══ Items
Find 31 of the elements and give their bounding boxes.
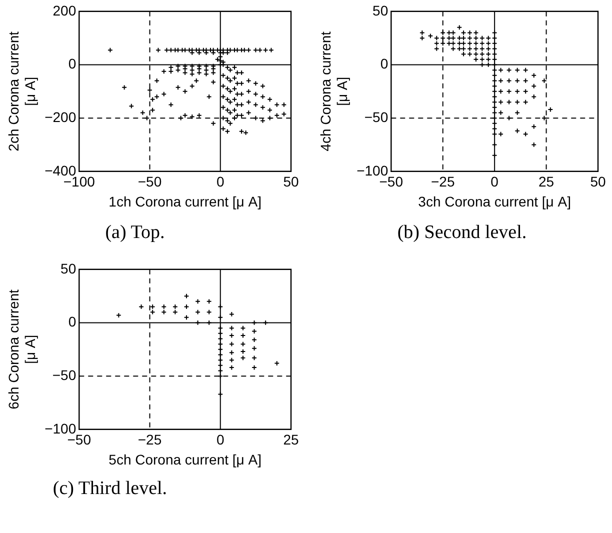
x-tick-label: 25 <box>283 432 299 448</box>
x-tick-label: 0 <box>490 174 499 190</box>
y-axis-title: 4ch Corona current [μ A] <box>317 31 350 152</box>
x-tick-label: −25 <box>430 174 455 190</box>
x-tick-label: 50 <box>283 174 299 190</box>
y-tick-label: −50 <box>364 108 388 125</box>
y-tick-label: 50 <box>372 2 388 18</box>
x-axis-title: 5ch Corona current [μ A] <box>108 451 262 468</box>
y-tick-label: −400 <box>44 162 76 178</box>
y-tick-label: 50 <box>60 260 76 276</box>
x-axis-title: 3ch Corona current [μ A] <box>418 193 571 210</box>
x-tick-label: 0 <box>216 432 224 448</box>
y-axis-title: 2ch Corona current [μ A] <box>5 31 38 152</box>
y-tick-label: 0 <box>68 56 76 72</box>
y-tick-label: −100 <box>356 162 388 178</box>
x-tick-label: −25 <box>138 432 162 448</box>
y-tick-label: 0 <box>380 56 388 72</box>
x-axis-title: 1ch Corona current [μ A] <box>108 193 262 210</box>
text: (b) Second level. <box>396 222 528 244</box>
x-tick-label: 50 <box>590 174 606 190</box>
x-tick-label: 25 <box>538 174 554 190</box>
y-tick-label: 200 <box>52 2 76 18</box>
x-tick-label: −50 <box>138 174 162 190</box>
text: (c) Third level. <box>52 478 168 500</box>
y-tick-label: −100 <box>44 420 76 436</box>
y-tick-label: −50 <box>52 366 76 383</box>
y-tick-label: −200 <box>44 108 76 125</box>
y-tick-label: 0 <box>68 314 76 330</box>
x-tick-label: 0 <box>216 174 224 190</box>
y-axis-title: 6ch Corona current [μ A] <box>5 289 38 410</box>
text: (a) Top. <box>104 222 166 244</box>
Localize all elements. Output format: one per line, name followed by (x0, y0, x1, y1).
════
Rewrite the records above, replacing "Corona current" with "discharge current" and keeping everything else unchanged. Omit the pictures from your answer.

Find 31 of the elements and give their bounding boxes.
x-tick-label: 25 <box>283 432 299 448</box>
x-tick-label: 0 <box>490 174 499 190</box>
y-axis-title: 4ch discharge current [μ A] <box>317 31 350 152</box>
x-tick-label: −25 <box>430 174 455 190</box>
x-tick-label: 50 <box>283 174 299 190</box>
y-tick-label: −50 <box>364 108 388 125</box>
y-tick-label: 50 <box>372 2 388 18</box>
x-axis-title: 5ch discharge current [μ A] <box>108 451 262 468</box>
y-tick-label: −400 <box>44 162 76 178</box>
y-tick-label: 50 <box>60 260 76 276</box>
x-axis-title: 3ch discharge current [μ A] <box>418 193 571 210</box>
x-tick-label: 0 <box>216 432 224 448</box>
y-axis-title: 2ch discharge current [μ A] <box>5 31 38 152</box>
y-tick-label: 0 <box>68 56 76 72</box>
y-tick-label: −100 <box>356 162 388 178</box>
x-tick-label: −25 <box>138 432 162 448</box>
y-tick-label: 0 <box>380 56 388 72</box>
x-axis-title: 1ch discharge current [μ A] <box>108 193 262 210</box>
text: (b) Second level. <box>396 222 528 244</box>
x-tick-label: 50 <box>590 174 606 190</box>
x-tick-label: 25 <box>538 174 554 190</box>
y-tick-label: 200 <box>52 2 76 18</box>
x-tick-label: −50 <box>138 174 162 190</box>
text: (c) Third level. <box>52 478 168 500</box>
y-tick-label: −100 <box>44 420 76 436</box>
y-tick-label: −50 <box>52 366 76 383</box>
y-tick-label: −200 <box>44 108 76 125</box>
y-tick-label: 0 <box>68 314 76 330</box>
x-tick-label: 0 <box>216 174 224 190</box>
y-axis-title: 6ch discharge current [μ A] <box>5 289 38 410</box>
text: (a) Top. <box>104 222 166 244</box>
Localize all elements. Output format: one per line, name followed by (x0, y0, x1, y1).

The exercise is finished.